### Set problem 1
Answer these questions using the blog post about exercising:
(a) In what town is the gym the writer joined?
(b) How long are the woodland hikes the writer takes with Josh?
(c) During what hours does the writer go to the gym on weekdays?
### Set problem 2
List every music artist named in the blog post about exercising.
### Set problem 3
Carry on the blog post about exercising from where it stops.

### Text excerpt
━━━━━━━━━━
Saturday, February 13, 2010

I've completed week 6!



I didn't want to jinx myself so I had decided I wouldn't blog about this topic until I reached week 6. Well, i'm going on week 7 of faithful exercising! Whoo hoo!

I joined a gym in Abbeville and have been going 5 to 6 days a week for 6 weeks now! I'm so darn proud of myself and have really noticed a difference in muscle mass and I can finally keep up with Josh when we go on our 3 mile hikes through the woods. :) It feels awesome to be in shape and I enjoy the heck out of going to the gym. I go every day during the week from 12 to 1 and always look forward to it. It's my escape from the stress of daily work life. I finally stuck with something and its paying off. I am my own motivator!

I've downloaded some great motivational upbeat tunes to listen to and let me tell you, good music makes all the difference! From Fergie to Britney, Pussycat Dolls to Kesha and Lady Gaga to Lasgo, these artists get me through it.
━━━━━━━━━━
### Information supplied
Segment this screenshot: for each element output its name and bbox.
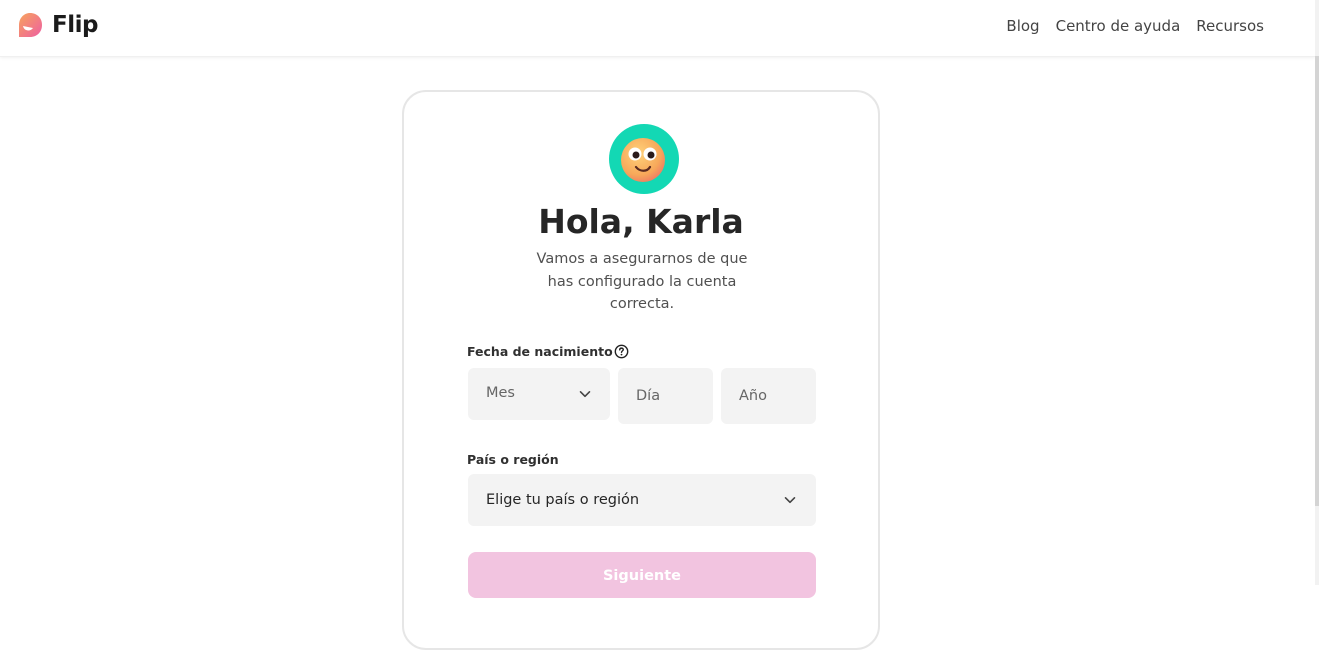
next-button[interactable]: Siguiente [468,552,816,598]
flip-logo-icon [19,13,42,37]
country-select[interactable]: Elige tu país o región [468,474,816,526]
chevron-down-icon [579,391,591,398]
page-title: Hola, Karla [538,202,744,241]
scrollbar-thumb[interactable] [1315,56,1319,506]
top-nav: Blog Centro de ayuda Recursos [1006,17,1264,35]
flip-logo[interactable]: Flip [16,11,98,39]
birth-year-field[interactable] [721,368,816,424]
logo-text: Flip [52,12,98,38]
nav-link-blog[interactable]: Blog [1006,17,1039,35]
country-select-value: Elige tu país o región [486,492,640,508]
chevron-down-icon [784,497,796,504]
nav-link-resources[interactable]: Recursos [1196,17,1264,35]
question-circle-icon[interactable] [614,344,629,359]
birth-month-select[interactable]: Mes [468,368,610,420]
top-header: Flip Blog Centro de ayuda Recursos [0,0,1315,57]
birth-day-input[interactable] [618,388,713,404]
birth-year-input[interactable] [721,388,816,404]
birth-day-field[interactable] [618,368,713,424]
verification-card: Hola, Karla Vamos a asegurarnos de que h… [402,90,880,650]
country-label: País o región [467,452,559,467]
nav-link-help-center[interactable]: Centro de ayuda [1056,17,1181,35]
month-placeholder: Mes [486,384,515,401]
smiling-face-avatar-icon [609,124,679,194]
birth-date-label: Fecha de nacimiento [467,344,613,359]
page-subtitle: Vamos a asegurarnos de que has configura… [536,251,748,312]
━━━━━━━━━━
### Task answer 1
(a) Abbeville
(b) 3 miles
(c) From 12 to 1

### Task answer 2
Fergie, Britney, Pussycat Dolls, Kesha, Lady Gaga, Lasgo

### Task answer 3
Another big motivator besides the music, Robert Kennedy's Oxygen magazine! They have great tips when it comes to foods and exercises. It was definitely my biggest inspiration to start building my healthy body.



They always end the magazine with "Exhale" which is a motivational quote that I stick on the fridge to remind myself to stick with it!

Happy exercising!

Wednesday, February 3, 2010

My little man is gone...


...along with a piece of my heart.

Monkey had been missing for 2 weeks. Yesterday morning I woke up from a terrible nightmare about him being hurt and not being able to find me. I told Josh that I sure wished that I knew whether he was ok or not and that the worry was making me sick. That's when I walked up to him and asked "Do you know where Monkey is?" He calmly shook his head yes and I knew then that Monkey was not ok. I asked him if Monkey was dead and he shook his head yes again.

He died two weeks prior and Josh did not have the heart to tell me. He was hit by a car.

I've only cried 4 times today. Yesterday I thought I was going to have a heart attack from emptiness I felt. He was my baby boy, Sian's little brother. We loved him so much.



I can only hope that what they say about Rainbow Bridge is true...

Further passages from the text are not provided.